Do this
Go through the records and copy each line where the word "Number" occurs.
━━━ Records for this task ━━━
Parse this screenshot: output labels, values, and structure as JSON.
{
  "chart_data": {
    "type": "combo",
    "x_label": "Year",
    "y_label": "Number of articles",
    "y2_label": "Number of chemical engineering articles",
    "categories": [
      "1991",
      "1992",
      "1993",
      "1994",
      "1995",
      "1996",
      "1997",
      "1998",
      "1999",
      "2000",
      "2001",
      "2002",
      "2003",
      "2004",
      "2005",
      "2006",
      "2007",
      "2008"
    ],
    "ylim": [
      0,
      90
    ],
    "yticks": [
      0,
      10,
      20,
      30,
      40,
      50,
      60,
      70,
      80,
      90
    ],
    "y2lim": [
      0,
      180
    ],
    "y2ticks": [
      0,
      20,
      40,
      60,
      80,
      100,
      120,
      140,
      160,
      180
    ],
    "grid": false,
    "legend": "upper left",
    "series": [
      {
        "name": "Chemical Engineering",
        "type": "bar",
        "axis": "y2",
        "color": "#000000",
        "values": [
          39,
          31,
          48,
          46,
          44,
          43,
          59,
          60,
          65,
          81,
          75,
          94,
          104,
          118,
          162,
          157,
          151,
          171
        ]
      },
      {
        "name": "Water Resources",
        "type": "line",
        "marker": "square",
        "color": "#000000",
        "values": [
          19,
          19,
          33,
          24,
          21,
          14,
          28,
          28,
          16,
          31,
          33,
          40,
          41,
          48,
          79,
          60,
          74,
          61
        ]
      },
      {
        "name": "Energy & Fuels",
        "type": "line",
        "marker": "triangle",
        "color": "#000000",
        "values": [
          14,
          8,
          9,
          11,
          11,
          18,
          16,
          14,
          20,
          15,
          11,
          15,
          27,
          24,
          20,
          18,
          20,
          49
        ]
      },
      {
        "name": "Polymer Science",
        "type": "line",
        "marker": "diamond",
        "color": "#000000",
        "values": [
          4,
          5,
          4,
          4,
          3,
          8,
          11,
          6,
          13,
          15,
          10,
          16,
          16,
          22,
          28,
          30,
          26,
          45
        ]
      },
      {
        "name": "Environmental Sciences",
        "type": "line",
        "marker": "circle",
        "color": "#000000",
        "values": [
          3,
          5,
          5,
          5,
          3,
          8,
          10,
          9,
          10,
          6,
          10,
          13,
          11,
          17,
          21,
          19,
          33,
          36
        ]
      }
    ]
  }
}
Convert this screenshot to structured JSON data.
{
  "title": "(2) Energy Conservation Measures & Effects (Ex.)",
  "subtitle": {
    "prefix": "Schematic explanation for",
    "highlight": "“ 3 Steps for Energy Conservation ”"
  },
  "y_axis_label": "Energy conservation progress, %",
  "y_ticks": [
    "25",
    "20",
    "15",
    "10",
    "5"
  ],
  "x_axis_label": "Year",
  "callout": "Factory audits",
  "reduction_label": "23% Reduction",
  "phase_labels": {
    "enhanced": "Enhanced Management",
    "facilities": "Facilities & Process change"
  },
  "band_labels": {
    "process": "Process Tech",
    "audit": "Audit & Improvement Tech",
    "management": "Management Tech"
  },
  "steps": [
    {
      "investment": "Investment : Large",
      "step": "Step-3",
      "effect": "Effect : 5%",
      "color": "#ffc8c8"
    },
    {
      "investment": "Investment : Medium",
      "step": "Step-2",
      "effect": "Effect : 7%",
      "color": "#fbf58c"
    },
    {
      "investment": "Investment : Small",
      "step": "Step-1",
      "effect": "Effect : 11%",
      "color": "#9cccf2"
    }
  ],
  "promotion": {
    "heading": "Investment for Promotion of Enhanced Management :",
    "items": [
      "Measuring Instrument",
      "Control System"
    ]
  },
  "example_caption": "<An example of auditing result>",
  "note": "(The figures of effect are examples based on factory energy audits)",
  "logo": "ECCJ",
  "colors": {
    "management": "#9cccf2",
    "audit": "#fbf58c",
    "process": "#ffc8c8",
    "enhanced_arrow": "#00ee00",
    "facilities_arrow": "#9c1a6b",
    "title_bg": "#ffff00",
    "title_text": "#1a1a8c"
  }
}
━━━
Problem solution
    "y_label": "Number of articles",
    "y2_label": "Number of chemical engineering articles",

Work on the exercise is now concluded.